__Aim of the task__
Carry on the article about Vincent Bourne below, writing the next part after its final sentence.

Vincent Bourne, familiarly known as Vinny Bourne (1695, Westminster – 2 December 1747), was an English classical scholar and Neo-Latin poet.
==Life==
Even near contemporaries could find little biographical information about Vincent Bourne. His father's name was Andrew and he was born in 1695. In 1710 he was admitted to Westminster School and was elected to a scholarship at Trinity College, Cambridge, on 27 May 1714, proceeding to B.A. in 1717 and becoming a fellow of his college in 1720. In 1721, the year he commenced his M.A., he edited a collection of ''Carmina Comitialia'' which contains, among the ''Miscellanea'' at the end, some verses of his own, including his tripos poem on Androcles.〔Estelle Haan, ''Classical Romantic: Identity in the Latin Poetry of Vincent Bourne'', American Philosophical Society 2007, (pp.52–4 )〕
On leaving Cambridge he became a master at Westminster School, and continued to hold this appointment until his death. He was a man of peaceful temperament, content to pass his life in indolent repose. As a teacher he wanted energy, and he was a very lax disciplinarian. The poet William Cowper, who was one of his pupils and particularly fond of Bourne, commented that he was so inattentive to his pupils, and so indifferent whether they brought him good or bad exercises, that "he seemed determined, as he was the best, so to be the last, Latin poet of the Westminster line." In another letter Cowper wrote, "I lost more than I got by him; for he made me as idle as himself."

__Stored data__
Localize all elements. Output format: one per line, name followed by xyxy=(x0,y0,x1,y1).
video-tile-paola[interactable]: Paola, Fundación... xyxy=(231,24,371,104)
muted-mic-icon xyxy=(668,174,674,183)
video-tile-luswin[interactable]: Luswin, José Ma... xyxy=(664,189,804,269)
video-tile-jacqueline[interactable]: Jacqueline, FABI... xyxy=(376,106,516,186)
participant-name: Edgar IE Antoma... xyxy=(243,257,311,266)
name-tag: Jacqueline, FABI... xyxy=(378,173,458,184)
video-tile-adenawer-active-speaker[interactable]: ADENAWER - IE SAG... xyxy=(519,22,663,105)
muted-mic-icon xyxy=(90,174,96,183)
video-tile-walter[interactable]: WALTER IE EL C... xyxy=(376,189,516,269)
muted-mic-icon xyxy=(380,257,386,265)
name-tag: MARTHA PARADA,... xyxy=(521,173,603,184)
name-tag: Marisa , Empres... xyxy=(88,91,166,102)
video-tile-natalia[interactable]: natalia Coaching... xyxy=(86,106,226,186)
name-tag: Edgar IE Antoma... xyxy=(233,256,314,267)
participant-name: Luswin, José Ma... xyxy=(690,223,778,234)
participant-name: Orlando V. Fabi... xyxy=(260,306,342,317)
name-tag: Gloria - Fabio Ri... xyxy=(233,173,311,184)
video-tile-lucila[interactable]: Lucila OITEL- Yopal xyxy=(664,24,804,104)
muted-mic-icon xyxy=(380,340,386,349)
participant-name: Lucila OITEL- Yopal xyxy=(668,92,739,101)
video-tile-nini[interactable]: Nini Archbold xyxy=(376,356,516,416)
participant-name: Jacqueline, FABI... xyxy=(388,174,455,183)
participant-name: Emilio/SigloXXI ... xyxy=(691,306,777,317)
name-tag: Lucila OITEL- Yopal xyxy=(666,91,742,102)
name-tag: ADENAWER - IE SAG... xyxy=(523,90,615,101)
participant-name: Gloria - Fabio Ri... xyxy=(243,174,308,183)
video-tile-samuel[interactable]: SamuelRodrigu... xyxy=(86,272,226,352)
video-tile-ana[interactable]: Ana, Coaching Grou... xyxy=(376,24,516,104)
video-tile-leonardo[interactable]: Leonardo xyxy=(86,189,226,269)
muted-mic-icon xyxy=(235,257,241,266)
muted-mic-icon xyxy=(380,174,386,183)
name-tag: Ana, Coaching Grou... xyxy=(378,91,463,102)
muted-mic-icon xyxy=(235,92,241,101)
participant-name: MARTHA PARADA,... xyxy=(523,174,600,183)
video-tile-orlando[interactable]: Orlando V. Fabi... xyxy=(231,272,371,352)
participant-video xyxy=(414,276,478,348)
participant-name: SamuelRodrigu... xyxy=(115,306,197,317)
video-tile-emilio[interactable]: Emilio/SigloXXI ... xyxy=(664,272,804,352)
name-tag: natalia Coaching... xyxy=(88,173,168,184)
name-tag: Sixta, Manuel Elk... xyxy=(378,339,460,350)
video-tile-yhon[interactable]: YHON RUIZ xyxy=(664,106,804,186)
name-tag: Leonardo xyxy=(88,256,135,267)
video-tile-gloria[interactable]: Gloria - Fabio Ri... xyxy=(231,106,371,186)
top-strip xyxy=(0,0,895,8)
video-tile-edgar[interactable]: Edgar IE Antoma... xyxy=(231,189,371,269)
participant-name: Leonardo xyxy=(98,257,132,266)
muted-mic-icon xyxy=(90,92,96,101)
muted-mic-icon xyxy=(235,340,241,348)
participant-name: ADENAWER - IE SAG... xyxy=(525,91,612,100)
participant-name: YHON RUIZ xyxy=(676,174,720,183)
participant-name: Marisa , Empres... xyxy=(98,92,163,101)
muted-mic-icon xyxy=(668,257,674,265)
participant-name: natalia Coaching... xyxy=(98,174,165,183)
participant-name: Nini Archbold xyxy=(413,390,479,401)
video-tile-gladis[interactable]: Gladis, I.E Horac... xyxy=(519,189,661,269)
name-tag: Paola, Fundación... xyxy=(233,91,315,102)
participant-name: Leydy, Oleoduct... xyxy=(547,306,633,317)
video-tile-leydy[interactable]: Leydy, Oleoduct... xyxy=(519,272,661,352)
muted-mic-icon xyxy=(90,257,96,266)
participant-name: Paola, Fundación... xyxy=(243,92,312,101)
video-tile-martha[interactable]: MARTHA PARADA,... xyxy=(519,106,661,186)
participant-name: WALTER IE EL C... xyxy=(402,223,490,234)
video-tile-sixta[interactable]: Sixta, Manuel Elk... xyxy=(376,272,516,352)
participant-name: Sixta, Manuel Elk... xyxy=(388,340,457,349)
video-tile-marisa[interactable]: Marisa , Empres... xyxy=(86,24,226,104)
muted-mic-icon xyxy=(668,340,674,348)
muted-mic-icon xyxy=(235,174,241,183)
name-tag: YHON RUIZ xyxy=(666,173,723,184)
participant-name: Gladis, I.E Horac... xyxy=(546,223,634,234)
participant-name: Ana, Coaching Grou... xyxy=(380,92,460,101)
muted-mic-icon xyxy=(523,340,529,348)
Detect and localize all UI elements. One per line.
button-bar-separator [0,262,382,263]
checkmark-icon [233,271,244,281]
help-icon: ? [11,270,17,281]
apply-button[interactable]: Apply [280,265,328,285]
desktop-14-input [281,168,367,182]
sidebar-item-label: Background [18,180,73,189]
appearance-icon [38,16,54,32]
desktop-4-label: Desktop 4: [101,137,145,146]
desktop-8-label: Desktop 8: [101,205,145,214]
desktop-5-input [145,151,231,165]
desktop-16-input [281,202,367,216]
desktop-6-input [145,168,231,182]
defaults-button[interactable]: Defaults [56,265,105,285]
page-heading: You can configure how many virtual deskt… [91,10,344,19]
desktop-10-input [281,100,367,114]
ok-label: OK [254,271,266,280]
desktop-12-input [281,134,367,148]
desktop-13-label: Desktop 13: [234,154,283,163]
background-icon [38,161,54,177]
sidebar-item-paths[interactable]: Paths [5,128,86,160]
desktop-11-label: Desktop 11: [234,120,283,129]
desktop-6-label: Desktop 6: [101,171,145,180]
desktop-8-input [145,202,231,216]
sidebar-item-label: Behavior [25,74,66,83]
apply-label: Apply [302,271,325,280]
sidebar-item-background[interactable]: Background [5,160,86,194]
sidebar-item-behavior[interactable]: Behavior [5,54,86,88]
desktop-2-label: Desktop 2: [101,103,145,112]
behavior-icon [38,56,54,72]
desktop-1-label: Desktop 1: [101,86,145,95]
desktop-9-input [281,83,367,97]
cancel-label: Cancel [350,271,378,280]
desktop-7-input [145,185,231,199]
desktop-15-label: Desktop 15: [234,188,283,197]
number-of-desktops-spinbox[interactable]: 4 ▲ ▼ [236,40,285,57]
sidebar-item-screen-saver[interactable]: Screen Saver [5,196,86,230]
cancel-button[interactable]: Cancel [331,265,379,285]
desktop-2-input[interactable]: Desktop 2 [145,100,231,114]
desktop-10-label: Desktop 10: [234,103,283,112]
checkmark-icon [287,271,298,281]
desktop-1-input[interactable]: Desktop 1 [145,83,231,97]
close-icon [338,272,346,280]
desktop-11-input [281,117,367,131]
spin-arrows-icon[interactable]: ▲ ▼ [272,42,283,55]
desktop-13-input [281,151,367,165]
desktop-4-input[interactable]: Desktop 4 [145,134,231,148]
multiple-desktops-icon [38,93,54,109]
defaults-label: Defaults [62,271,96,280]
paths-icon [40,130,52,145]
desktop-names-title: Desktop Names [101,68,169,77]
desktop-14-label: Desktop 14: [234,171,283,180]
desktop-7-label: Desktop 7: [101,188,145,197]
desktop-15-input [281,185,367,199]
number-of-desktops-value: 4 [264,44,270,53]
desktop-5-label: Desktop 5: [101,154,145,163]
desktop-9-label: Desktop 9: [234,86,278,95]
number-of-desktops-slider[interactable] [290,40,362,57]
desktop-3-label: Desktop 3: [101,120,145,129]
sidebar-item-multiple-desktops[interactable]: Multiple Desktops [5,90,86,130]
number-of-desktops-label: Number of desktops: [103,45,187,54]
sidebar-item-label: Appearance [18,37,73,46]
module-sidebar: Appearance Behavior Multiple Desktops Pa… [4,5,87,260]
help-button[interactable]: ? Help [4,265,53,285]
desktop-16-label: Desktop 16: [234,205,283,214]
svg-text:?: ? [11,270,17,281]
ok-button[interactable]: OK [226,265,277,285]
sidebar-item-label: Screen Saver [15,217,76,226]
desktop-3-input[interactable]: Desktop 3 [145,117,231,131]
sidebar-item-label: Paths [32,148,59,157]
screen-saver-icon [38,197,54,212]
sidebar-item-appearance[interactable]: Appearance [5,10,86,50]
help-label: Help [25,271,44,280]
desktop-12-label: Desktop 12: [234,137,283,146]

__Reply__
In 1734 he published his ''Poemata, Latine partim reddita, partim scripta'', with a dedication to the Duke of Newcastle, and in November of the same year he was appointed housekeeper and deputy sergeant-at-arms to the House of Commons. Later the Duke of Newcastle offered him valuable ecclesiastical preferment, which he declined from conscientious motives. In a letter to his wife, written shortly before his death, he summed up his feelings: "I own and declare that the importance of so great a charge, joined with a mistrust of my own sufficiency, made me fearful of undertaking it: if I have not in that capacity assisted in the salvation of souls, I have not been the means of losing any; if I have not brought reputation to the function by any merit of mine, I have the comfort of this reflection — I have given no scandal to it by my meanness and unworthiness."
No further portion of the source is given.